Exercise material:
************

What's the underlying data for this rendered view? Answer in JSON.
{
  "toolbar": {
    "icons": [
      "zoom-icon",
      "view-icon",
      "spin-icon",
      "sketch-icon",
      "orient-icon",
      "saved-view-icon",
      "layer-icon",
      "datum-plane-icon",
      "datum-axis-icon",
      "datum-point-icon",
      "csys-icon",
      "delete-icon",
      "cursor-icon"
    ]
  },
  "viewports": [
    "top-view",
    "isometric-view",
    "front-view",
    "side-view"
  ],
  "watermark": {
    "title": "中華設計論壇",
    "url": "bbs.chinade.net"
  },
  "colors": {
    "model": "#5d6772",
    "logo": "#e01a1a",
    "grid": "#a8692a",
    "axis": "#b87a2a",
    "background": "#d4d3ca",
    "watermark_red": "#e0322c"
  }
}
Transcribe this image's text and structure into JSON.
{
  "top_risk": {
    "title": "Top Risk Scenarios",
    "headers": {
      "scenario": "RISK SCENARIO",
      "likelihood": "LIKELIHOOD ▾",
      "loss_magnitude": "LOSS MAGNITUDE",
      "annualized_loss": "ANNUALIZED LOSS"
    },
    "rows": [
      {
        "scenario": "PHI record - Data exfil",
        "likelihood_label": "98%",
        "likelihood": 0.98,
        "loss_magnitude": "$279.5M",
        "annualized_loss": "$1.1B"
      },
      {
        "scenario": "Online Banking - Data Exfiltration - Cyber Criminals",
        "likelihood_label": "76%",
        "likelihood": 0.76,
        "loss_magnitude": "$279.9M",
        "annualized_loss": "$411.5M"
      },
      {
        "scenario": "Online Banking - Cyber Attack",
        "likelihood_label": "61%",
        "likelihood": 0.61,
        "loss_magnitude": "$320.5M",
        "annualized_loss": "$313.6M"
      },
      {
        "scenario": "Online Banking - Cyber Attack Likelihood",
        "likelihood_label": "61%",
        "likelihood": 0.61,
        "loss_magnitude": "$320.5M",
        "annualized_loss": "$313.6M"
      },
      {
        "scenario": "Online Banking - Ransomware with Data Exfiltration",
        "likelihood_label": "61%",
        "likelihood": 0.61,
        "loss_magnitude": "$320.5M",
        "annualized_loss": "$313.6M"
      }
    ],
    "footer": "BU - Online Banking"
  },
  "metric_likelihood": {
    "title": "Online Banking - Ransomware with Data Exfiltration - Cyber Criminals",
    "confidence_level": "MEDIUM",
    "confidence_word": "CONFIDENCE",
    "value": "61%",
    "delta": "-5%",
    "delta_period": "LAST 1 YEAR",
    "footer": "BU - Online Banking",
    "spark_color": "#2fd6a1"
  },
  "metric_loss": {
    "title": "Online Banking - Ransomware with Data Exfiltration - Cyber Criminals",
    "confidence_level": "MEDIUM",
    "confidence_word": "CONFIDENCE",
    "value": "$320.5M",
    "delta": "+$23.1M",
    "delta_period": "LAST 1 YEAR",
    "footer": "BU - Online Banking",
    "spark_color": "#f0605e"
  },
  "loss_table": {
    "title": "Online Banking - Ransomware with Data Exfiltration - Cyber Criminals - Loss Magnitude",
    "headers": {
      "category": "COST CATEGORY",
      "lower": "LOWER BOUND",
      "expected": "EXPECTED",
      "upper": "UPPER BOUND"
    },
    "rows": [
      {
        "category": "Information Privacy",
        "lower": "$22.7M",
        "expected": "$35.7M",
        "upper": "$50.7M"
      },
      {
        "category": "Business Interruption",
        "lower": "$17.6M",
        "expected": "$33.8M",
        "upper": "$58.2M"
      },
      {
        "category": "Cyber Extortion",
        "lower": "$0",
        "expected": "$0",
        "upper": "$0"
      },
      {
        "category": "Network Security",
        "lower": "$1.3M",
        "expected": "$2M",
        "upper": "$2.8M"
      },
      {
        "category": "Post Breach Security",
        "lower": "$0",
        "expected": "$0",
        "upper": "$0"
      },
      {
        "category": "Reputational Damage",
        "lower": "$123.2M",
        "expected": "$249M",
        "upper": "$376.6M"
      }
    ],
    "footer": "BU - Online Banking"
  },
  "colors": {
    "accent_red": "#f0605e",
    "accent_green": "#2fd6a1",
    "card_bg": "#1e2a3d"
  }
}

************

What you need to do: Filter the records for lines holding the string "lower". Copy each one.

Answer in full:
      "lower": "LOWER BOUND",
        "lower": "$22.7M",
        "lower": "$17.6M",
        "lower": "$0",
        "lower": "$1.3M",
        "lower": "$0",
        "lower": "$123.2M",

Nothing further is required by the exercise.